Problem
Would you extract the whole listing below and retype it exactly?

***** Dataset excerpts *****

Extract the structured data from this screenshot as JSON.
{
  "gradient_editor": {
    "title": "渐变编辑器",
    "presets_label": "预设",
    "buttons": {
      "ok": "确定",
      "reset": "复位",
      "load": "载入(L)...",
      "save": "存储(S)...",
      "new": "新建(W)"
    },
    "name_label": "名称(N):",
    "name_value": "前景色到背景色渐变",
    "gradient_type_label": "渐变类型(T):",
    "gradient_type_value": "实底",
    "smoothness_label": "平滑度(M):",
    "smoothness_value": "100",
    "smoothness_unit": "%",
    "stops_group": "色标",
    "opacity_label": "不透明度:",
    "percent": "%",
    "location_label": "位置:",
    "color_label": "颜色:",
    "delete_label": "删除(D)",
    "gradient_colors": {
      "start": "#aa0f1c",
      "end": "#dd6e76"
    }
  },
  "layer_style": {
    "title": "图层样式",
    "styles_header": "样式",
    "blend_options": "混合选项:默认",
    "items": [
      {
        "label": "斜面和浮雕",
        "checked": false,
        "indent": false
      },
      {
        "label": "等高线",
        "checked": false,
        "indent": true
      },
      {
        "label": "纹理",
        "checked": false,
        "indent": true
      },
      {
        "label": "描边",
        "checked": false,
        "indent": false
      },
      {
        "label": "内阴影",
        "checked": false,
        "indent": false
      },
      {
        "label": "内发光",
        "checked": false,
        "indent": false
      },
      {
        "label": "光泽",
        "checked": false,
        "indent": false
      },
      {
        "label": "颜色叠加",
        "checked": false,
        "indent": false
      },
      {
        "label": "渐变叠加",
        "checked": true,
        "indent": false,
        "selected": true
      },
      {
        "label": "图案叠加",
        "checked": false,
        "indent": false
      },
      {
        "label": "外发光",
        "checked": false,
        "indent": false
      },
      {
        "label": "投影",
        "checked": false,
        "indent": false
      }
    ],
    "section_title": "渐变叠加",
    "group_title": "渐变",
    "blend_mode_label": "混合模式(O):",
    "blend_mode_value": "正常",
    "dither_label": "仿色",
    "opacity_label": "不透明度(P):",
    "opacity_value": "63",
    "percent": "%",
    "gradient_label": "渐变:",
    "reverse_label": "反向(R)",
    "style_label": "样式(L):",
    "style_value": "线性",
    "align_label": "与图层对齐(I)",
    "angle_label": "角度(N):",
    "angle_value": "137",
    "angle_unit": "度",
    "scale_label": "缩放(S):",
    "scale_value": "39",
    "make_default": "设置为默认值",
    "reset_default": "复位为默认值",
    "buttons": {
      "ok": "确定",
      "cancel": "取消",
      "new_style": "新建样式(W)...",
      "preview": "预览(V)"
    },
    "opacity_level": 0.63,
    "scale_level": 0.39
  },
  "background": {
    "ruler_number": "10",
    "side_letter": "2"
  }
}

*****

Full output
Extract the structured data from this screenshot as JSON.
{
  "gradient_editor": {
    "title": "渐变编辑器",
    "presets_label": "预设",
    "buttons": {
      "ok": "确定",
      "reset": "复位",
      "load": "载入(L)...",
      "save": "存储(S)...",
      "new": "新建(W)"
    },
    "name_label": "名称(N):",
    "name_value": "前景色到背景色渐变",
    "gradient_type_label": "渐变类型(T):",
    "gradient_type_value": "实底",
    "smoothness_label": "平滑度(M):",
    "smoothness_value": "100",
    "smoothness_unit": "%",
    "stops_group": "色标",
    "opacity_label": "不透明度:",
    "percent": "%",
    "location_label": "位置:",
    "color_label": "颜色:",
    "delete_label": "删除(D)",
    "gradient_colors": {
      "start": "#aa0f1c",
      "end": "#dd6e76"
    }
  },
  "layer_style": {
    "title": "图层样式",
    "styles_header": "样式",
    "blend_options": "混合选项:默认",
    "items": [
      {
        "label": "斜面和浮雕",
        "checked": false,
        "indent": false
      },
      {
        "label": "等高线",
        "checked": false,
        "indent": true
      },
      {
        "label": "纹理",
        "checked": false,
        "indent": true
      },
      {
        "label": "描边",
        "checked": false,
        "indent": false
      },
      {
        "label": "内阴影",
        "checked": false,
        "indent": false
      },
      {
        "label": "内发光",
        "checked": false,
        "indent": false
      },
      {
        "label": "光泽",
        "checked": false,
        "indent": false
      },
      {
        "label": "颜色叠加",
        "checked": false,
        "indent": false
      },
      {
        "label": "渐变叠加",
        "checked": true,
        "indent": false,
        "selected": true
      },
      {
        "label": "图案叠加",
        "checked": false,
        "indent": false
      },
      {
        "label": "外发光",
        "checked": false,
        "indent": false
      },
      {
        "label": "投影",
        "checked": false,
        "indent": false
      }
    ],
    "section_title": "渐变叠加",
    "group_title": "渐变",
    "blend_mode_label": "混合模式(O):",
    "blend_mode_value": "正常",
    "dither_label": "仿色",
    "opacity_label": "不透明度(P):",
    "opacity_value": "63",
    "percent": "%",
    "gradient_label": "渐变:",
    "reverse_label": "反向(R)",
    "style_label": "样式(L):",
    "style_value": "线性",
    "align_label": "与图层对齐(I)",
    "angle_label": "角度(N):",
    "angle_value": "137",
    "angle_unit": "度",
    "scale_label": "缩放(S):",
    "scale_value": "39",
    "make_default": "设置为默认值",
    "reset_default": "复位为默认值",
    "buttons": {
      "ok": "确定",
      "cancel": "取消",
      "new_style": "新建样式(W)...",
      "preview": "预览(V)"
    },
    "opacity_level": 0.63,
    "scale_level": 0.39
  },
  "background": {
    "ruler_number": "10",
    "side_letter": "2"
  }
}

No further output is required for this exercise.